┏━━

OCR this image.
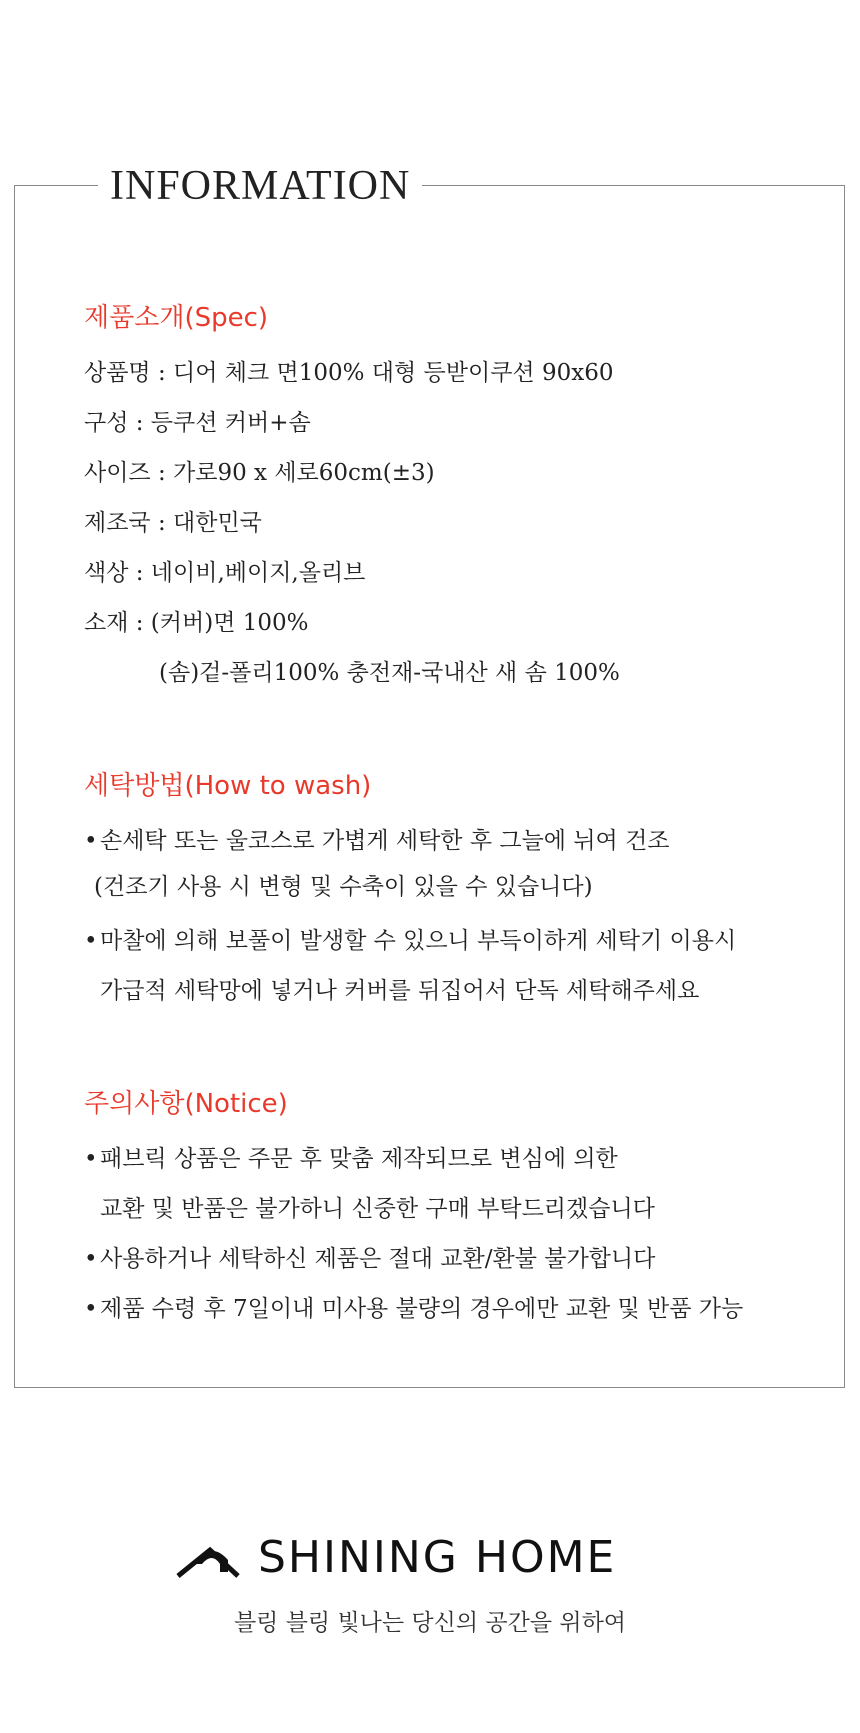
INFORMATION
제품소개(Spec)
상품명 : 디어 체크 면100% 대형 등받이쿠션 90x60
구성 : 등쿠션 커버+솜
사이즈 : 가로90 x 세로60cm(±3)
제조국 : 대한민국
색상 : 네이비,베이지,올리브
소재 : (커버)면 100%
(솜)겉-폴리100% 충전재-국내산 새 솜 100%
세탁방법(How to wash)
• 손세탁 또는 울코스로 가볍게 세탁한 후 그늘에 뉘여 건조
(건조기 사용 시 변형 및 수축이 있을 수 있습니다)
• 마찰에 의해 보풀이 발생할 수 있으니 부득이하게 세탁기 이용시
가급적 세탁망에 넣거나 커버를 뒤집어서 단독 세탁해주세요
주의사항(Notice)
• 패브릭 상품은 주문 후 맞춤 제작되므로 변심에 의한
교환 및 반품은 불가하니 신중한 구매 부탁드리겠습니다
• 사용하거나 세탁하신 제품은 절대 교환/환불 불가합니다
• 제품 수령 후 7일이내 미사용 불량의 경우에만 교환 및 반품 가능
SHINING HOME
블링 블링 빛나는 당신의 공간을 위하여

┗━━

— What to work on —
Copy the material above exactly and drop the pictures.

— Complete response —
OCR this image.
INFORMATION
제품소개(Spec)
상품명 : 디어 체크 면100% 대형 등받이쿠션 90x60
구성 : 등쿠션 커버+솜
사이즈 : 가로90 x 세로60cm(±3)
제조국 : 대한민국
색상 : 네이비,베이지,올리브
소재 : (커버)면 100%
(솜)겉-폴리100% 충전재-국내산 새 솜 100%
세탁방법(How to wash)
• 손세탁 또는 울코스로 가볍게 세탁한 후 그늘에 뉘여 건조
(건조기 사용 시 변형 및 수축이 있을 수 있습니다)
• 마찰에 의해 보풀이 발생할 수 있으니 부득이하게 세탁기 이용시
가급적 세탁망에 넣거나 커버를 뒤집어서 단독 세탁해주세요
주의사항(Notice)
• 패브릭 상품은 주문 후 맞춤 제작되므로 변심에 의한
교환 및 반품은 불가하니 신중한 구매 부탁드리겠습니다
• 사용하거나 세탁하신 제품은 절대 교환/환불 불가합니다
• 제품 수령 후 7일이내 미사용 불량의 경우에만 교환 및 반품 가능
SHINING HOME
블링 블링 빛나는 당신의 공간을 위하여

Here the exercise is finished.